WHAT THIS TASK INVOLVES - Reproduce the records that follow in full, excluding any picture they contain.

**** MATERIAL PROVIDED ****

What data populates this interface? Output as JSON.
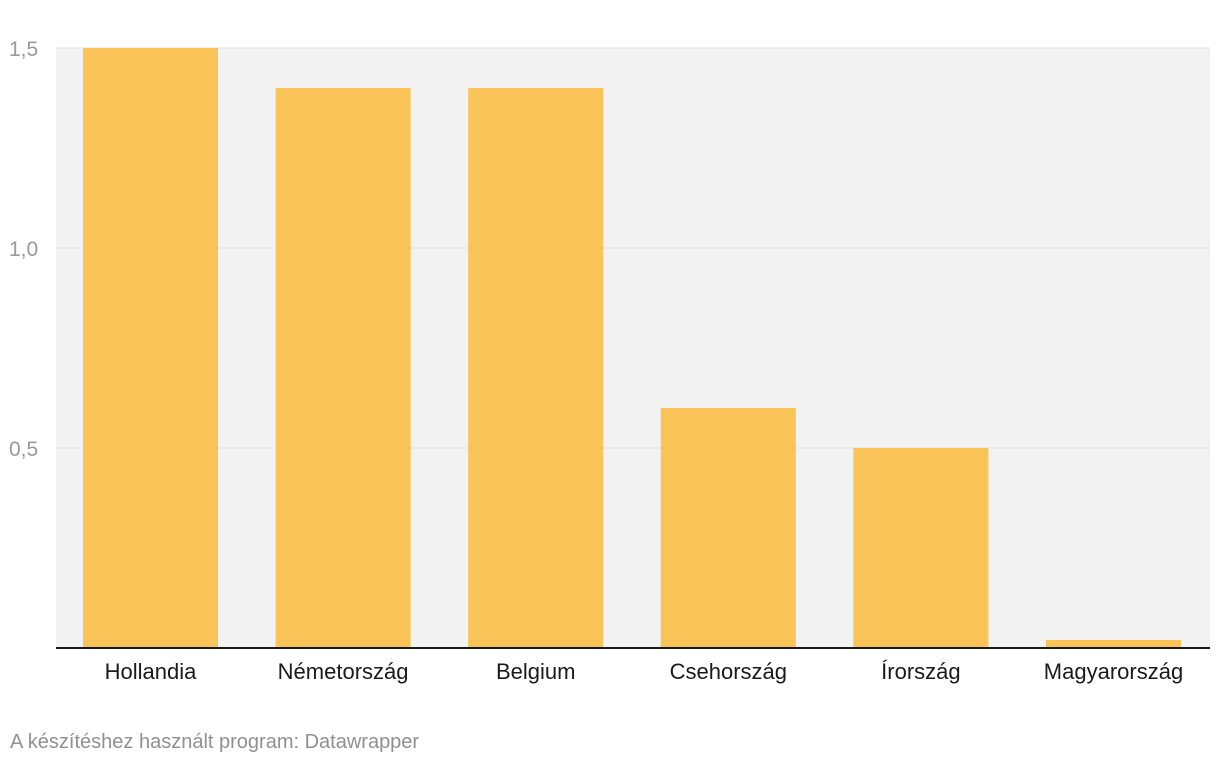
{
  "chart_data": {
    "type": "bar",
    "categories": [
      "Hollandia",
      "Németország",
      "Belgium",
      "Csehország",
      "Írország",
      "Magyarország"
    ],
    "values": [
      1.5,
      1.4,
      1.4,
      0.6,
      0.5,
      0.02
    ],
    "ylim": [
      0,
      1.5
    ],
    "yticks": [
      0.5,
      1.0,
      1.5
    ],
    "ytick_labels": [
      "0,5",
      "1,0",
      "1,5"
    ],
    "grid": true,
    "colors": {
      "bar": "#f9c357",
      "plot_background": "#f2f2f2",
      "gridline": "#e0e0e0",
      "baseline": "#1a1a1a"
    }
  },
  "footer": {
    "credit": "A készítéshez használt program: Datawrapper"
  }
}
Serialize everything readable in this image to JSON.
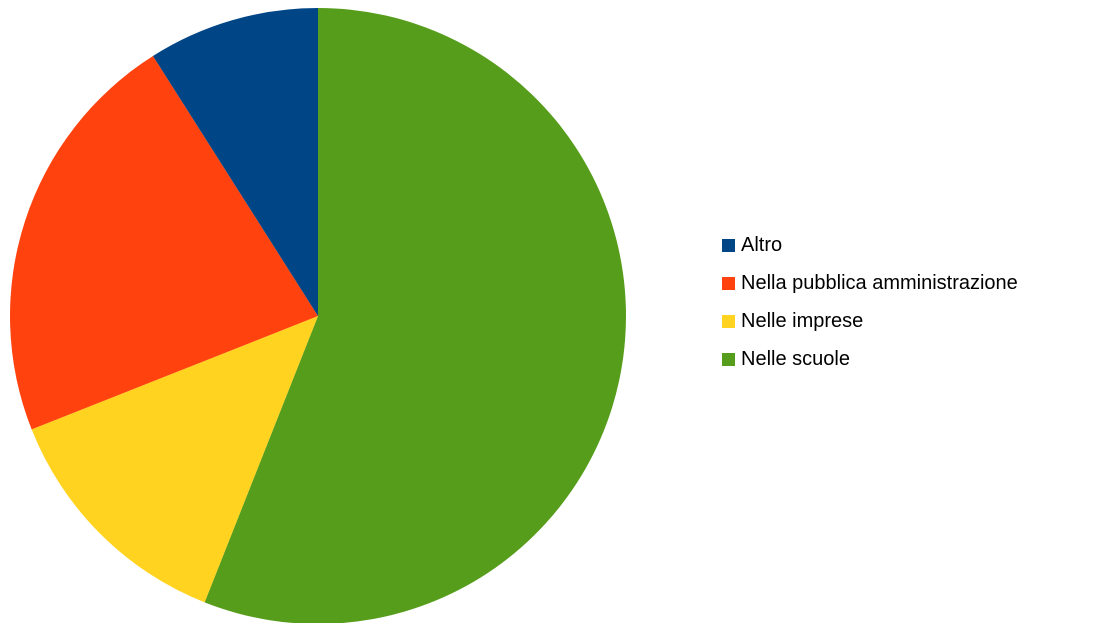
{
  "chart_data": {
    "type": "pie",
    "title": "",
    "slices": [
      {
        "label": "Altro",
        "value": 9,
        "color": "#004586"
      },
      {
        "label": "Nella pubblica amministrazione",
        "value": 22,
        "color": "#ff420e"
      },
      {
        "label": "Nelle imprese",
        "value": 13,
        "color": "#ffd320"
      },
      {
        "label": "Nelle scuole",
        "value": 56,
        "color": "#579d1c"
      }
    ],
    "slice_draw_order": [
      "Nelle scuole",
      "Nelle imprese",
      "Nella pubblica amministrazione",
      "Altro"
    ],
    "start_angle_deg": 0,
    "direction": "clockwise",
    "legend_position": "right"
  }
}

****

EXERCISE SOLUTION -
What data populates this interface? Output as JSON.
{
  "chart_data": {
    "type": "bar",
    "categories": [
      "Hollandia",
      "Németország",
      "Belgium",
      "Csehország",
      "Írország",
      "Magyarország"
    ],
    "values": [
      1.5,
      1.4,
      1.4,
      0.6,
      0.5,
      0.02
    ],
    "ylim": [
      0,
      1.5
    ],
    "yticks": [
      0.5,
      1.0,
      1.5
    ],
    "ytick_labels": [
      "0,5",
      "1,0",
      "1,5"
    ],
    "grid": true,
    "colors": {
      "bar": "#f9c357",
      "plot_background": "#f2f2f2",
      "gridline": "#e0e0e0",
      "baseline": "#1a1a1a"
    }
  },
  "footer": {
    "credit": "A készítéshez használt program: Datawrapper"
  }
}
Serialize everything readable in this image to JSON.
{
  "chart_data": {
    "type": "pie",
    "title": "",
    "slices": [
      {
        "label": "Altro",
        "value": 9,
        "color": "#004586"
      },
      {
        "label": "Nella pubblica amministrazione",
        "value": 22,
        "color": "#ff420e"
      },
      {
        "label": "Nelle imprese",
        "value": 13,
        "color": "#ffd320"
      },
      {
        "label": "Nelle scuole",
        "value": 56,
        "color": "#579d1c"
      }
    ],
    "slice_draw_order": [
      "Nelle scuole",
      "Nelle imprese",
      "Nella pubblica amministrazione",
      "Altro"
    ],
    "start_angle_deg": 0,
    "direction": "clockwise",
    "legend_position": "right"
  }
}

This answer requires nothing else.